> [DATA EXTRACT]:
☆ ☆ ☆ ☆ ☆

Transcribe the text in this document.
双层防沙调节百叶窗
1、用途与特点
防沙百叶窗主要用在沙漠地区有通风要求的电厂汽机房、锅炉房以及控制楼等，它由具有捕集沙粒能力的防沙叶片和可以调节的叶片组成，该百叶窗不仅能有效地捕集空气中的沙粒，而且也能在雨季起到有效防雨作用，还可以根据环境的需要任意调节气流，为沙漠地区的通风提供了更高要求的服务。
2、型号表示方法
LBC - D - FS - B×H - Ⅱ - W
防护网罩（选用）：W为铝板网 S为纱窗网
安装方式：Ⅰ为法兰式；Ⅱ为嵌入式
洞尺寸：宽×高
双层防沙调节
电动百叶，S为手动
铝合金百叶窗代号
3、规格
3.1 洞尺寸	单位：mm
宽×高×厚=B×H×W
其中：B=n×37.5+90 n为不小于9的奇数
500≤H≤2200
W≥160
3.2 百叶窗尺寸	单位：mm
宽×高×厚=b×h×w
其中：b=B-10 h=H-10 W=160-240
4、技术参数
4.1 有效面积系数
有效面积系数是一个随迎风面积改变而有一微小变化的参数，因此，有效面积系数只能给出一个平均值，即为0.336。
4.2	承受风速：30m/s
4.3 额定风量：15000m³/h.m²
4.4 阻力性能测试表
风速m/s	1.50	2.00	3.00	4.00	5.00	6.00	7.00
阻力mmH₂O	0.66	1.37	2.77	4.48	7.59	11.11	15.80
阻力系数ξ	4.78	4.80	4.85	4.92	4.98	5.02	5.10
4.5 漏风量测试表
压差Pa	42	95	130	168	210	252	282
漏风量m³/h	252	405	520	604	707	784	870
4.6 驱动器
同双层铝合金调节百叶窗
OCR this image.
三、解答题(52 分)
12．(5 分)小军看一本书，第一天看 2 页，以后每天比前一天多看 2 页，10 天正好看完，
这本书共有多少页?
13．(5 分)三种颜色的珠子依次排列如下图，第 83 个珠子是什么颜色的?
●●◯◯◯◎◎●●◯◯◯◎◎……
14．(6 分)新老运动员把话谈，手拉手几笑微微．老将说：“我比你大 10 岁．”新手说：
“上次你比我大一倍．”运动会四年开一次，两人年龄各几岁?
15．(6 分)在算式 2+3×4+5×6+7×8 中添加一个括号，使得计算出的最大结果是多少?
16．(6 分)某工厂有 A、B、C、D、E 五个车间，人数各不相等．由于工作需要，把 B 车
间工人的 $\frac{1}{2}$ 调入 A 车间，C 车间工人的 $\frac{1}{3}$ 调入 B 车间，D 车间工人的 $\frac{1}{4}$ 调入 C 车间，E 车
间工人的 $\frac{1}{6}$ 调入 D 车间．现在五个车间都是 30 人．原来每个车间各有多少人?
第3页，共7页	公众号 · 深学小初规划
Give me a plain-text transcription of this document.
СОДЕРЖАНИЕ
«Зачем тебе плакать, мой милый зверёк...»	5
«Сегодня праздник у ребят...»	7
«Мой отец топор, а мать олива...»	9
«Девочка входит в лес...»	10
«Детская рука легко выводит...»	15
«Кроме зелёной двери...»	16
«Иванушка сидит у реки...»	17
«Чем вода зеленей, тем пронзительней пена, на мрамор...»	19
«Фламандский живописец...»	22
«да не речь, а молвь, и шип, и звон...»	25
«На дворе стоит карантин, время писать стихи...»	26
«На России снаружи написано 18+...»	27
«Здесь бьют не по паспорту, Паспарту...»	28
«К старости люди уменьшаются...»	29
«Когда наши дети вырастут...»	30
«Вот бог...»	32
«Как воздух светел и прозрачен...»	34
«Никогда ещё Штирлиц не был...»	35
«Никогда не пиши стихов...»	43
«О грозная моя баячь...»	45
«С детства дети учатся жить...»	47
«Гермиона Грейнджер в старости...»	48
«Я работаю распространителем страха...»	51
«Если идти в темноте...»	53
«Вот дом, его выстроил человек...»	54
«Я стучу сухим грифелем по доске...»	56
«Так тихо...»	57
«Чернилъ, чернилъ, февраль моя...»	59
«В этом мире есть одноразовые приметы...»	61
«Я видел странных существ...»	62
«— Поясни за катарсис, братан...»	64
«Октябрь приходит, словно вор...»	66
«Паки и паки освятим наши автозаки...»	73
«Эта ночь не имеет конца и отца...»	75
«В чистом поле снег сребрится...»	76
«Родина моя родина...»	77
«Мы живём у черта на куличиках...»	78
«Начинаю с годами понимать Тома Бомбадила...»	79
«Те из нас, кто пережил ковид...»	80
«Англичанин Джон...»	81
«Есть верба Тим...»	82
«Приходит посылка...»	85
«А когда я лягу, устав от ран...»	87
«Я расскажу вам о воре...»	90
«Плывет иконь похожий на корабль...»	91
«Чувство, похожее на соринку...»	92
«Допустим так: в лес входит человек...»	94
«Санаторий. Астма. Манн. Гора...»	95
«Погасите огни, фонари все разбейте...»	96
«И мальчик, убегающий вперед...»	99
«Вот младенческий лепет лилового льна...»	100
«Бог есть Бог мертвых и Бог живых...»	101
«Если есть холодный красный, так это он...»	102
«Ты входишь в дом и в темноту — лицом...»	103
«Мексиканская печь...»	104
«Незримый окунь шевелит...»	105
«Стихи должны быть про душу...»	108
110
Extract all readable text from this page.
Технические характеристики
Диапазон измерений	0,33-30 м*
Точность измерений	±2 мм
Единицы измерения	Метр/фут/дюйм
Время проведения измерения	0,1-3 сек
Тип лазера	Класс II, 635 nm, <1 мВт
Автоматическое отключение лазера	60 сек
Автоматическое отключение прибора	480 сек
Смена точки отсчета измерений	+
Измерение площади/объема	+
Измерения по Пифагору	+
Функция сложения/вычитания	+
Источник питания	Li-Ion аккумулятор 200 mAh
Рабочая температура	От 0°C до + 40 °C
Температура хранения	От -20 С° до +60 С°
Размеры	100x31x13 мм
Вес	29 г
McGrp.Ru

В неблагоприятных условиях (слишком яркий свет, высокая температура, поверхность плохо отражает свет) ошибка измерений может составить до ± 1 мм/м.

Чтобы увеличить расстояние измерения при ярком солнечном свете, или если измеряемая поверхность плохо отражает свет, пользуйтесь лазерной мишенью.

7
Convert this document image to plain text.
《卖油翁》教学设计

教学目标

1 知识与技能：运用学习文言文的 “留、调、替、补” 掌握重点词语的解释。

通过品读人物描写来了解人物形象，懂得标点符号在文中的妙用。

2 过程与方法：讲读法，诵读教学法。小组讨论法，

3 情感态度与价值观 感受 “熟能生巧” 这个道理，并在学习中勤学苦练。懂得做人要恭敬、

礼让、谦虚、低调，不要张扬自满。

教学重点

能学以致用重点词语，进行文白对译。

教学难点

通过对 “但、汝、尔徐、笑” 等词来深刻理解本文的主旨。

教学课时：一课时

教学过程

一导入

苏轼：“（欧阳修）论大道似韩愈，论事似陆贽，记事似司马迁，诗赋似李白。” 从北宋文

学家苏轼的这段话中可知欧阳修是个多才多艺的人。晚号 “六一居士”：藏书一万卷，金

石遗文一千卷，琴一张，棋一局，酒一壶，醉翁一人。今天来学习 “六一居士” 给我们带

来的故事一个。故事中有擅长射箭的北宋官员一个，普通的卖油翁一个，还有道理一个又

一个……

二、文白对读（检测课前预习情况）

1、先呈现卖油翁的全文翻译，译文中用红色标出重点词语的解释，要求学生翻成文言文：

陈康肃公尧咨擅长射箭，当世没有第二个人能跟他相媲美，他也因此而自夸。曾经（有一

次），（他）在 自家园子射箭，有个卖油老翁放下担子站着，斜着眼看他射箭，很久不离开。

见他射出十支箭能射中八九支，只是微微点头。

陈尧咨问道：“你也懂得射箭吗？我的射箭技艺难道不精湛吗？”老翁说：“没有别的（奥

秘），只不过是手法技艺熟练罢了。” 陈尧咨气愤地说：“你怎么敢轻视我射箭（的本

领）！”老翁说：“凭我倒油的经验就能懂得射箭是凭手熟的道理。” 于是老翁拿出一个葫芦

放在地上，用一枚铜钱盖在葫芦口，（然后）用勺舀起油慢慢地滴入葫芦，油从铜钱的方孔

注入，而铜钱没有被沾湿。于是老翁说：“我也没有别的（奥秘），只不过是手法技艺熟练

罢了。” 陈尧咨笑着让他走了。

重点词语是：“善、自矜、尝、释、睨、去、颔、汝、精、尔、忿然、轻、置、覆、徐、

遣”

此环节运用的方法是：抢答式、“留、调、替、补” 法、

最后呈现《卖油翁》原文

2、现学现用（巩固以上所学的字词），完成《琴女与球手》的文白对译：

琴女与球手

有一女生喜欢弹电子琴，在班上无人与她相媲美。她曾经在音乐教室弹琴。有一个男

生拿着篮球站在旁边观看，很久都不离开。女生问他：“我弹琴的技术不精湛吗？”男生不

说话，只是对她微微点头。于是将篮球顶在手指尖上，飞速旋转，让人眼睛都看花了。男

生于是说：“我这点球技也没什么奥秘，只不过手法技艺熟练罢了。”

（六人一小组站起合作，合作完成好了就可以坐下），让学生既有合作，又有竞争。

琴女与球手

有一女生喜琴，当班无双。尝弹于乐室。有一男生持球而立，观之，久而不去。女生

☆ ☆ ☆ ☆ ☆

> [WORK TO COMPLETE]: Find all lines with "text" in them and copy each one.

> [OUTPUT OF THE EXERCISE]:
Transcribe the text in this document.
Give me a plain-text transcription of this document.
Extract all readable text from this page.
Convert this document image to plain text.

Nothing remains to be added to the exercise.